◆ Short exercise ◆
Each entry below should be returned exactly as is, with the pictures removed.

◆ Recorded information ◆
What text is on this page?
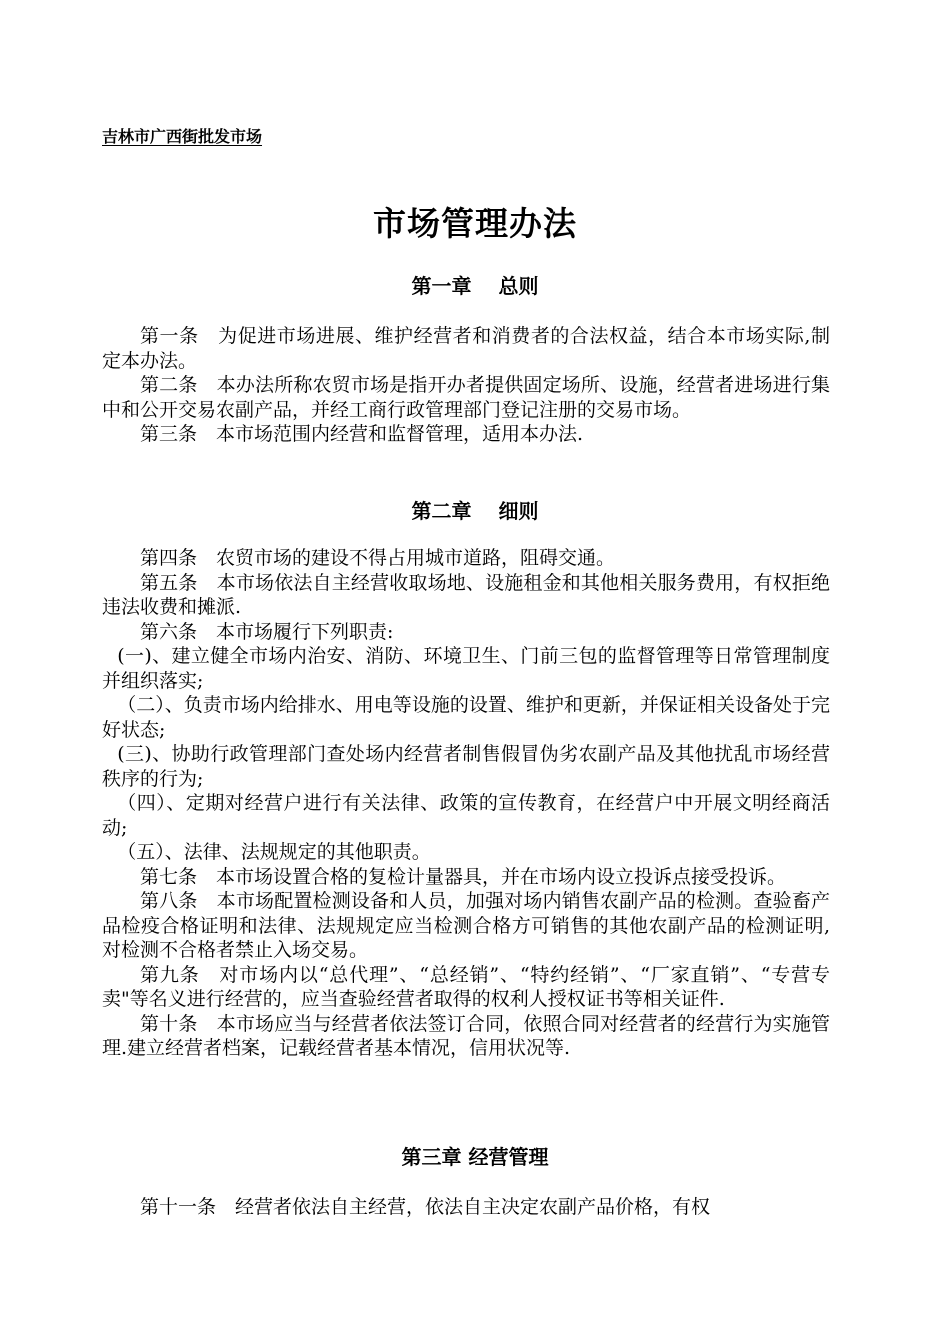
吉林市广西街批发市场
市场管理办法
第一章　 总则

第一条　为促进市场进展、维护经营者和消费者的合法权益，结合本市场实际,制定本办法。

第二条　本办法所称农贸市场是指开办者提供固定场所、设施，经营者进场进行集中和公开交易农副产品，并经工商行政管理部门登记注册的交易市场。

第三条　本市场范围内经营和监督管理，适用本办法.

第二章　 细则

第四条　农贸市场的建设不得占用城市道路，阻碍交通。

第五条　本市场依法自主经营收取场地、设施租金和其他相关服务费用，有权拒绝违法收费和摊派.

第六条　本市场履行下列职责:

(一)、建立健全市场内治安、消防、环境卫生、门前三包的监督管理等日常管理制度并组织落实;

（二）、负责市场内给排水、用电等设施的设置、维护和更新，并保证相关设备处于完好状态;

(三)、协助行政管理部门查处场内经营者制售假冒伪劣农副产品及其他扰乱市场经营秩序的行为;

（四）、定期对经营户进行有关法律、政策的宣传教育，在经营户中开展文明经商活动;

（五）、法律、法规规定的其他职责。

第七条　本市场设置合格的复检计量器具，并在市场内设立投诉点接受投诉。

第八条　本市场配置检测设备和人员，加强对场内销售农副产品的检测。查验畜产品检疫合格证明和法律、法规规定应当检测合格方可销售的其他农副产品的检测证明,对检测不合格者禁止入场交易。

第九条　对市场内以“总代理”、“总经销”、“特约经销”、“厂家直销”、“专营专卖"等名义进行经营的，应当查验经营者取得的权利人授权证书等相关证件.

第十条　本市场应当与经营者依法签订合同，依照合同对经营者的经营行为实施管理.建立经营者档案，记载经营者基本情况，信用状况等.

第三章 经营管理

第十一条　经营者依法自主经营，依法自主决定农副产品价格，有权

◆ Task output ◆
What text is on this page?
吉林市广西街批发市场
市场管理办法
第一章　 总则

第一条　为促进市场进展、维护经营者和消费者的合法权益，结合本市场实际,制定本办法。

第二条　本办法所称农贸市场是指开办者提供固定场所、设施，经营者进场进行集中和公开交易农副产品，并经工商行政管理部门登记注册的交易市场。

第三条　本市场范围内经营和监督管理，适用本办法.

第二章　 细则

第四条　农贸市场的建设不得占用城市道路，阻碍交通。

第五条　本市场依法自主经营收取场地、设施租金和其他相关服务费用，有权拒绝违法收费和摊派.

第六条　本市场履行下列职责:

(一)、建立健全市场内治安、消防、环境卫生、门前三包的监督管理等日常管理制度并组织落实;

（二）、负责市场内给排水、用电等设施的设置、维护和更新，并保证相关设备处于完好状态;

(三)、协助行政管理部门查处场内经营者制售假冒伪劣农副产品及其他扰乱市场经营秩序的行为;

（四）、定期对经营户进行有关法律、政策的宣传教育，在经营户中开展文明经商活动;

（五）、法律、法规规定的其他职责。

第七条　本市场设置合格的复检计量器具，并在市场内设立投诉点接受投诉。

第八条　本市场配置检测设备和人员，加强对场内销售农副产品的检测。查验畜产品检疫合格证明和法律、法规规定应当检测合格方可销售的其他农副产品的检测证明,对检测不合格者禁止入场交易。

第九条　对市场内以“总代理”、“总经销”、“特约经销”、“厂家直销”、“专营专卖"等名义进行经营的，应当查验经营者取得的权利人授权证书等相关证件.

第十条　本市场应当与经营者依法签订合同，依照合同对经营者的经营行为实施管理.建立经营者档案，记载经营者基本情况，信用状况等.

第三章 经营管理

第十一条　经营者依法自主经营，依法自主决定农副产品价格，有权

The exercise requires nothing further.